- _SHORT EXERCISE_
Please print all of the material below, word for word.

•••••

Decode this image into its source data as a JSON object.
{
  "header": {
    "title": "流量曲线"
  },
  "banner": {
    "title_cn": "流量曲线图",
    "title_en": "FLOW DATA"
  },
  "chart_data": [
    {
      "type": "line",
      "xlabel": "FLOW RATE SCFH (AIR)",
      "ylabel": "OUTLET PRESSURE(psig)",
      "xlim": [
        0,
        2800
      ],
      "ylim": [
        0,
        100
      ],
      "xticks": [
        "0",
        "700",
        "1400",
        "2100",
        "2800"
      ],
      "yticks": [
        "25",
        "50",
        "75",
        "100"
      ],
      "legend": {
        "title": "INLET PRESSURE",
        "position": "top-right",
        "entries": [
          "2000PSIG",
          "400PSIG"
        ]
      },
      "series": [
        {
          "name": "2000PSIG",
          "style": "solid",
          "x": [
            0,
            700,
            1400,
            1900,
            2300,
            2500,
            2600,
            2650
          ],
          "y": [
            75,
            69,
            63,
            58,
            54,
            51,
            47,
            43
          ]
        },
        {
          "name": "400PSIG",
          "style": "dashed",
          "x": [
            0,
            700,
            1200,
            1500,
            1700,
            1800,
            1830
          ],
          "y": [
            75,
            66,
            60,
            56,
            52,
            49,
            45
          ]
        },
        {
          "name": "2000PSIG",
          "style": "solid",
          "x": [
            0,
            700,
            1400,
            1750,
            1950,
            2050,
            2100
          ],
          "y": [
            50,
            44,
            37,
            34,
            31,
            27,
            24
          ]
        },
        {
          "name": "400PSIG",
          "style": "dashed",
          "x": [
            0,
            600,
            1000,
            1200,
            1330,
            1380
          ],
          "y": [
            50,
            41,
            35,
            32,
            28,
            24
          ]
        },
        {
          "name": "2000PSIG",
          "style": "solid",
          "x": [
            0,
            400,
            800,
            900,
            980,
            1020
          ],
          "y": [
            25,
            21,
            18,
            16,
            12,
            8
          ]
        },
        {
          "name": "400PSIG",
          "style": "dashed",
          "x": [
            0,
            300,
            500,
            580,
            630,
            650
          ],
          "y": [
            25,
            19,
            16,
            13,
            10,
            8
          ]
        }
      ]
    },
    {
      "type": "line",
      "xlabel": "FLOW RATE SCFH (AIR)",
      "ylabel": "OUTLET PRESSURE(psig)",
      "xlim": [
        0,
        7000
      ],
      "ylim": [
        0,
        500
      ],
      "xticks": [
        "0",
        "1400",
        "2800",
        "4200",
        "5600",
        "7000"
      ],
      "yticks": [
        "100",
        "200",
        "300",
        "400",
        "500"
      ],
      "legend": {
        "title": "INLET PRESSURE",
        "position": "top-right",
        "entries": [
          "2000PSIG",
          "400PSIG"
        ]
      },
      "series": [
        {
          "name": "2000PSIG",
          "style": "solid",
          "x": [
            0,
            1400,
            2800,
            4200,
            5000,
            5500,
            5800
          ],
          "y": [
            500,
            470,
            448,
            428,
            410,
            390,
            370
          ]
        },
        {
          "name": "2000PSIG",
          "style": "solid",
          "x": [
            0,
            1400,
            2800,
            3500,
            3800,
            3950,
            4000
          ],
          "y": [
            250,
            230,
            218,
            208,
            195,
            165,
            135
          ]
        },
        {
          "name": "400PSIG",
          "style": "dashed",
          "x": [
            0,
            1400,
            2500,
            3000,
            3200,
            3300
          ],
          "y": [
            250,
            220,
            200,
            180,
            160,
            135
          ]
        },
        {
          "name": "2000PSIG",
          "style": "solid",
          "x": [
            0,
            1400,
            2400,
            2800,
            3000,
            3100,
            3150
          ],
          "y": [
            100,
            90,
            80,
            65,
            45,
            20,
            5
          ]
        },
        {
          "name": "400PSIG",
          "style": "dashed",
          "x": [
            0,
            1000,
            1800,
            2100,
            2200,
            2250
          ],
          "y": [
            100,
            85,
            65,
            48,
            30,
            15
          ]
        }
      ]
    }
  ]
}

•••••

- _RESPONSE_
Decode this image into its source data as a JSON object.
{
  "header": {
    "title": "流量曲线"
  },
  "banner": {
    "title_cn": "流量曲线图",
    "title_en": "FLOW DATA"
  },
  "chart_data": [
    {
      "type": "line",
      "xlabel": "FLOW RATE SCFH (AIR)",
      "ylabel": "OUTLET PRESSURE(psig)",
      "xlim": [
        0,
        2800
      ],
      "ylim": [
        0,
        100
      ],
      "xticks": [
        "0",
        "700",
        "1400",
        "2100",
        "2800"
      ],
      "yticks": [
        "25",
        "50",
        "75",
        "100"
      ],
      "legend": {
        "title": "INLET PRESSURE",
        "position": "top-right",
        "entries": [
          "2000PSIG",
          "400PSIG"
        ]
      },
      "series": [
        {
          "name": "2000PSIG",
          "style": "solid",
          "x": [
            0,
            700,
            1400,
            1900,
            2300,
            2500,
            2600,
            2650
          ],
          "y": [
            75,
            69,
            63,
            58,
            54,
            51,
            47,
            43
          ]
        },
        {
          "name": "400PSIG",
          "style": "dashed",
          "x": [
            0,
            700,
            1200,
            1500,
            1700,
            1800,
            1830
          ],
          "y": [
            75,
            66,
            60,
            56,
            52,
            49,
            45
          ]
        },
        {
          "name": "2000PSIG",
          "style": "solid",
          "x": [
            0,
            700,
            1400,
            1750,
            1950,
            2050,
            2100
          ],
          "y": [
            50,
            44,
            37,
            34,
            31,
            27,
            24
          ]
        },
        {
          "name": "400PSIG",
          "style": "dashed",
          "x": [
            0,
            600,
            1000,
            1200,
            1330,
            1380
          ],
          "y": [
            50,
            41,
            35,
            32,
            28,
            24
          ]
        },
        {
          "name": "2000PSIG",
          "style": "solid",
          "x": [
            0,
            400,
            800,
            900,
            980,
            1020
          ],
          "y": [
            25,
            21,
            18,
            16,
            12,
            8
          ]
        },
        {
          "name": "400PSIG",
          "style": "dashed",
          "x": [
            0,
            300,
            500,
            580,
            630,
            650
          ],
          "y": [
            25,
            19,
            16,
            13,
            10,
            8
          ]
        }
      ]
    },
    {
      "type": "line",
      "xlabel": "FLOW RATE SCFH (AIR)",
      "ylabel": "OUTLET PRESSURE(psig)",
      "xlim": [
        0,
        7000
      ],
      "ylim": [
        0,
        500
      ],
      "xticks": [
        "0",
        "1400",
        "2800",
        "4200",
        "5600",
        "7000"
      ],
      "yticks": [
        "100",
        "200",
        "300",
        "400",
        "500"
      ],
      "legend": {
        "title": "INLET PRESSURE",
        "position": "top-right",
        "entries": [
          "2000PSIG",
          "400PSIG"
        ]
      },
      "series": [
        {
          "name": "2000PSIG",
          "style": "solid",
          "x": [
            0,
            1400,
            2800,
            4200,
            5000,
            5500,
            5800
          ],
          "y": [
            500,
            470,
            448,
            428,
            410,
            390,
            370
          ]
        },
        {
          "name": "2000PSIG",
          "style": "solid",
          "x": [
            0,
            1400,
            2800,
            3500,
            3800,
            3950,
            4000
          ],
          "y": [
            250,
            230,
            218,
            208,
            195,
            165,
            135
          ]
        },
        {
          "name": "400PSIG",
          "style": "dashed",
          "x": [
            0,
            1400,
            2500,
            3000,
            3200,
            3300
          ],
          "y": [
            250,
            220,
            200,
            180,
            160,
            135
          ]
        },
        {
          "name": "2000PSIG",
          "style": "solid",
          "x": [
            0,
            1400,
            2400,
            2800,
            3000,
            3100,
            3150
          ],
          "y": [
            100,
            90,
            80,
            65,
            45,
            20,
            5
          ]
        },
        {
          "name": "400PSIG",
          "style": "dashed",
          "x": [
            0,
            1000,
            1800,
            2100,
            2200,
            2250
          ],
          "y": [
            100,
            85,
            65,
            48,
            30,
            15
          ]
        }
      ]
    }
  ]
}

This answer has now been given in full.